題目 1:
根據這段關於 Hive 建表的節選段落,回答下列問題:
(a) 「特別提醒」建議在各種操作中都加上哪兩個選項?
(b) SequenceFile 支持哪三種壓縮選擇?
(c) 哪一種 file_format 是默認格式?
題目 2: 請逐字照錄這段關於 Hive 建表的節選段落中的一部分,從「Create Table Statement」開始,一直到「tails/7787742)」為止。

節選段落:

++++

Hive - Create Table&Drop Table & ALTER Table(上)


寫在前面:本來想着把表的創建,刪除,以及修改一篇搞定的。結果看了一下,東西還是蠻多的,而且也是很多經常使用的操作。所以,就暫且分開處理吧。

特別提醒:在日常不管是創建庫、表還是修改字段,刪除等操作,建議都加上 [IF NOT EXISTS] | [IF EXISTS] 選項;雖然是可選項,但是還是小心為上,萬一你在操作時沒有加庫名,又操作錯了,那你哭都找不到地方。

 

This chapter explains how to create a table and how to insert data into it. The conventions of creating a table in HIVE is quite similar to creating a table using SQL.

Create Table Statement

Create Table is a statement used to create a table in Hive. The syntax and example are as follows:

Syntax

CREATE [TEMPORARY] [EXTERNAL] TABLE [IF NOT EXISTS] [db_name.] table_name

[(col_name data_type [COMMENT col_comment], ...)]
[COMMENT table_comment]
[ROW FORMAT row_format]
[STORED AS file_format]

譯注:hive中stored的 file_format目前有:(參考http://blog.csdn.net/yfkiss/article/details/7787742)

  • TEXTFILE:默認格式,數據不做壓縮,磁盤開銷大,數據解析開銷大。可結合Gzip、Bzip2使用(系統自動檢查,執行查詢時自動解壓),但使用這種方式,hive不會對數據進行切分,從而無法對數據進行並行操作。
  • SEQUENCEFILE:SequenceFile是Hadoop API提供的一種二進制文件支持,其具有使用方便、可分割、可壓縮的特點。SequenceFile支持三種壓縮選擇:NONE, RECORD, BLOCK。 Record壓縮率低,一般建議使用BLOCK壓縮。
  • RCFILE:RCFILE是一種行列存儲相結合的存儲方式。首先,其將數據按行分塊,保證同一個record在一個塊上,避免讀一個記錄需要讀取多個block。其次,塊數據列式存儲,有利於數據壓縮和快速的列存取。RCFILE文件示例:
  • 自定義格式:當用戶的數據文件格式不能被當前 Hive 所識別的時候,可以自定義文件格式。

++++

所給資料:
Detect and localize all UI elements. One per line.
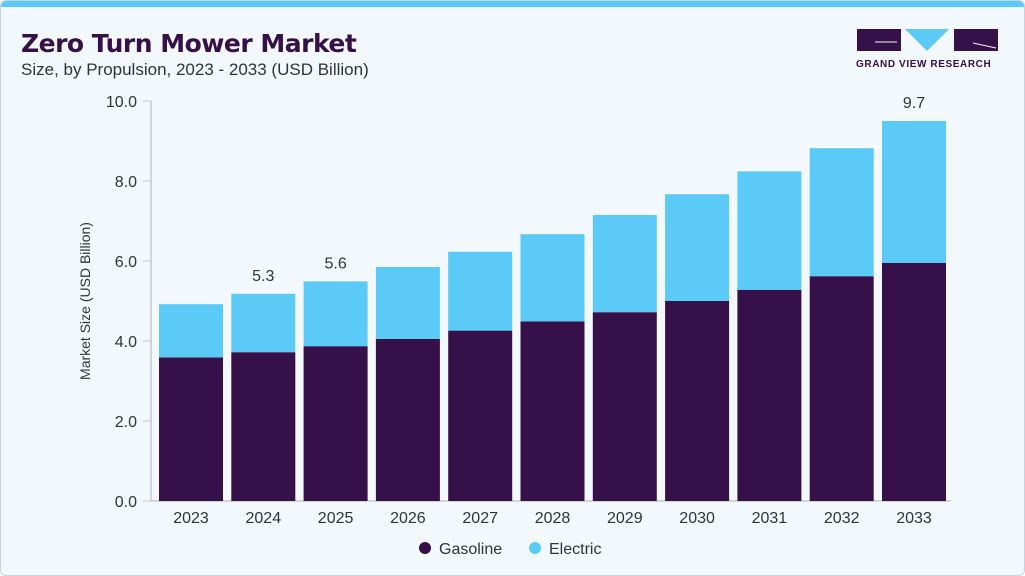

++++

完整解答 1:
(a) [IF NOT EXISTS] 和 [IF EXISTS]。
(b) NONE、RECORD、BLOCK。
(c) TEXTFILE。

完整解答 2:
Create Table Statement

Create Table is a statement used to create a table in Hive. The syntax and example are as follows:

Syntax

CREATE [TEMPORARY] [EXTERNAL] TABLE [IF NOT EXISTS] [db_name.] table_name

[(col_name data_type [COMMENT col_comment], ...)]
[COMMENT table_comment]
[ROW FORMAT row_format]
[STORED AS file_format]

譯注:hive中stored的 file_format目前有:(參考http://blog.csdn.net/yfkiss/article/details/7787742)